◆ **The task**
Every entry below should be printed exactly, without its images.

======

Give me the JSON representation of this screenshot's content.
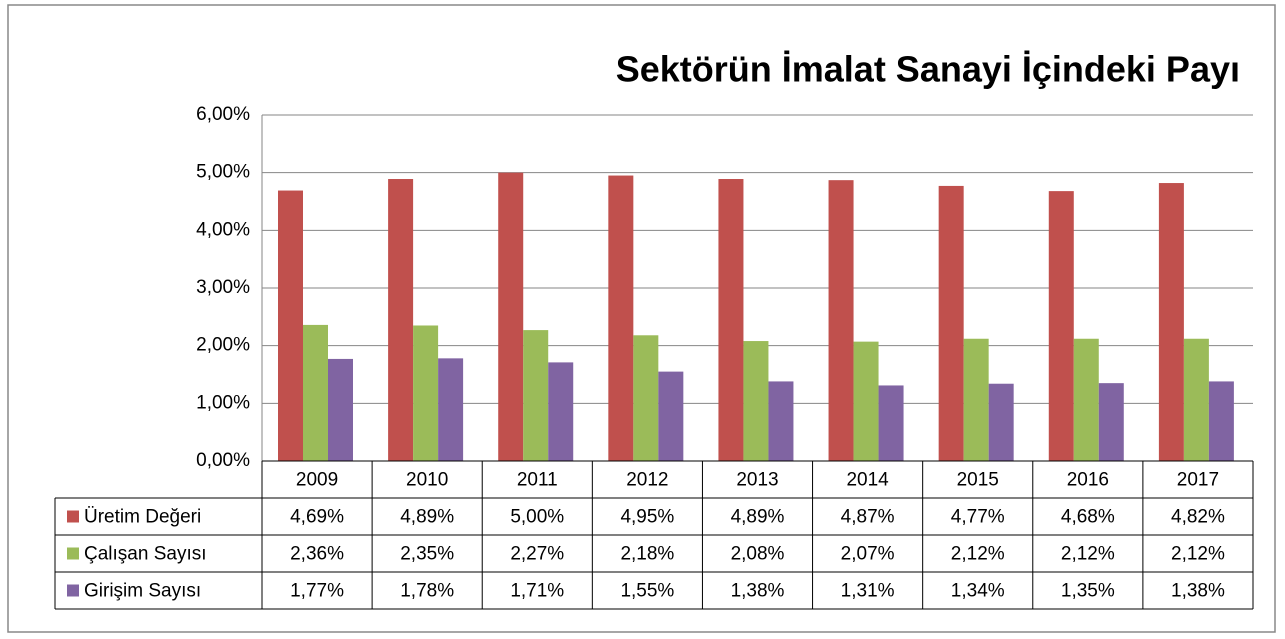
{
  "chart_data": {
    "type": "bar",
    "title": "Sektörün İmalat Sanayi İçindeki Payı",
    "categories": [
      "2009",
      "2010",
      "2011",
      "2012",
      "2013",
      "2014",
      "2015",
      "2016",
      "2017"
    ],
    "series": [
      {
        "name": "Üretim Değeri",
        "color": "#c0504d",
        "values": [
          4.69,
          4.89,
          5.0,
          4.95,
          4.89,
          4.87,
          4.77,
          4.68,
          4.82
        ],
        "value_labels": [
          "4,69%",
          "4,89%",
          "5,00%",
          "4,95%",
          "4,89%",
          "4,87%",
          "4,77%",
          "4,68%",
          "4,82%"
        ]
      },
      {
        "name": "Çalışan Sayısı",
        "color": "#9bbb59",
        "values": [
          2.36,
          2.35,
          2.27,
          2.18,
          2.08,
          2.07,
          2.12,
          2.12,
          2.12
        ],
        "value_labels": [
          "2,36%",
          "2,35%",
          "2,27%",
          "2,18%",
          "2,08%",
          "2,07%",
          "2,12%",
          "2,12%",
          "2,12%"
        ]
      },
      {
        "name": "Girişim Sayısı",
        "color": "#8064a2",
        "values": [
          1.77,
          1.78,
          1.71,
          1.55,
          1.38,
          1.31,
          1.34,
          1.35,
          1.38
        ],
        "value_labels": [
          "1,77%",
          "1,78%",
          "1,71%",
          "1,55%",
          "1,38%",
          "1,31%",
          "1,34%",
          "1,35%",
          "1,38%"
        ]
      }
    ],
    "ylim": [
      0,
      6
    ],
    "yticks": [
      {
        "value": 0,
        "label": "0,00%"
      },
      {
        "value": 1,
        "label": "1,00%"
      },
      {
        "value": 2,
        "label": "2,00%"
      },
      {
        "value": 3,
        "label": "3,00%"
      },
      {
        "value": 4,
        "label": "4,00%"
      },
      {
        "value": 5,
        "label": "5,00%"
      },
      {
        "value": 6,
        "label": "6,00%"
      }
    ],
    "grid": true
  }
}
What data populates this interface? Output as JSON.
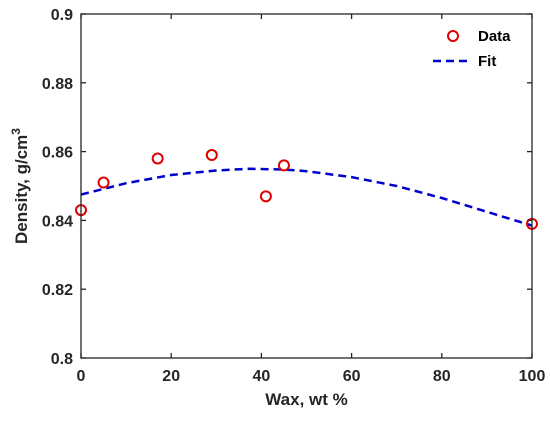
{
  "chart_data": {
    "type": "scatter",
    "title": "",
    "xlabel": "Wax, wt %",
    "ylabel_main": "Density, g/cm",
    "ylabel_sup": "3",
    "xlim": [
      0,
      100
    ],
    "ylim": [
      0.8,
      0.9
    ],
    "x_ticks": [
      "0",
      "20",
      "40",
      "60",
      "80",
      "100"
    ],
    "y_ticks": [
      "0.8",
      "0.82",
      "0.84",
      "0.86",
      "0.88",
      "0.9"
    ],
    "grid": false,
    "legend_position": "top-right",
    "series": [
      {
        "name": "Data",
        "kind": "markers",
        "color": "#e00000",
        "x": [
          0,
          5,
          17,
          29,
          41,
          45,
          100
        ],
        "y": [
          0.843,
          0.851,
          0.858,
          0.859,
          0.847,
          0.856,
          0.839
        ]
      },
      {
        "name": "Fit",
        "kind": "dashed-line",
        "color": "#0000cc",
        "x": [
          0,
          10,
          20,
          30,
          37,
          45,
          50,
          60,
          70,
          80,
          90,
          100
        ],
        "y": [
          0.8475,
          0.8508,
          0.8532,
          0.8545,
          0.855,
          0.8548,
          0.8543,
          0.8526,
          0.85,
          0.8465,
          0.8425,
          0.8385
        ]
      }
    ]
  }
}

======

◆ **Reply**
Give me the JSON representation of this screenshot's content.
{
  "chart_data": {
    "type": "bar",
    "title": "Sektörün İmalat Sanayi İçindeki Payı",
    "categories": [
      "2009",
      "2010",
      "2011",
      "2012",
      "2013",
      "2014",
      "2015",
      "2016",
      "2017"
    ],
    "series": [
      {
        "name": "Üretim Değeri",
        "color": "#c0504d",
        "values": [
          4.69,
          4.89,
          5.0,
          4.95,
          4.89,
          4.87,
          4.77,
          4.68,
          4.82
        ],
        "value_labels": [
          "4,69%",
          "4,89%",
          "5,00%",
          "4,95%",
          "4,89%",
          "4,87%",
          "4,77%",
          "4,68%",
          "4,82%"
        ]
      },
      {
        "name": "Çalışan Sayısı",
        "color": "#9bbb59",
        "values": [
          2.36,
          2.35,
          2.27,
          2.18,
          2.08,
          2.07,
          2.12,
          2.12,
          2.12
        ],
        "value_labels": [
          "2,36%",
          "2,35%",
          "2,27%",
          "2,18%",
          "2,08%",
          "2,07%",
          "2,12%",
          "2,12%",
          "2,12%"
        ]
      },
      {
        "name": "Girişim Sayısı",
        "color": "#8064a2",
        "values": [
          1.77,
          1.78,
          1.71,
          1.55,
          1.38,
          1.31,
          1.34,
          1.35,
          1.38
        ],
        "value_labels": [
          "1,77%",
          "1,78%",
          "1,71%",
          "1,55%",
          "1,38%",
          "1,31%",
          "1,34%",
          "1,35%",
          "1,38%"
        ]
      }
    ],
    "ylim": [
      0,
      6
    ],
    "yticks": [
      {
        "value": 0,
        "label": "0,00%"
      },
      {
        "value": 1,
        "label": "1,00%"
      },
      {
        "value": 2,
        "label": "2,00%"
      },
      {
        "value": 3,
        "label": "3,00%"
      },
      {
        "value": 4,
        "label": "4,00%"
      },
      {
        "value": 5,
        "label": "5,00%"
      },
      {
        "value": 6,
        "label": "6,00%"
      }
    ],
    "grid": true
  }
}
What data populates this interface? Output as JSON.
{
  "chart_data": {
    "type": "scatter",
    "title": "",
    "xlabel": "Wax, wt %",
    "ylabel_main": "Density, g/cm",
    "ylabel_sup": "3",
    "xlim": [
      0,
      100
    ],
    "ylim": [
      0.8,
      0.9
    ],
    "x_ticks": [
      "0",
      "20",
      "40",
      "60",
      "80",
      "100"
    ],
    "y_ticks": [
      "0.8",
      "0.82",
      "0.84",
      "0.86",
      "0.88",
      "0.9"
    ],
    "grid": false,
    "legend_position": "top-right",
    "series": [
      {
        "name": "Data",
        "kind": "markers",
        "color": "#e00000",
        "x": [
          0,
          5,
          17,
          29,
          41,
          45,
          100
        ],
        "y": [
          0.843,
          0.851,
          0.858,
          0.859,
          0.847,
          0.856,
          0.839
        ]
      },
      {
        "name": "Fit",
        "kind": "dashed-line",
        "color": "#0000cc",
        "x": [
          0,
          10,
          20,
          30,
          37,
          45,
          50,
          60,
          70,
          80,
          90,
          100
        ],
        "y": [
          0.8475,
          0.8508,
          0.8532,
          0.8545,
          0.855,
          0.8548,
          0.8543,
          0.8526,
          0.85,
          0.8465,
          0.8425,
          0.8385
        ]
      }
    ]
  }
}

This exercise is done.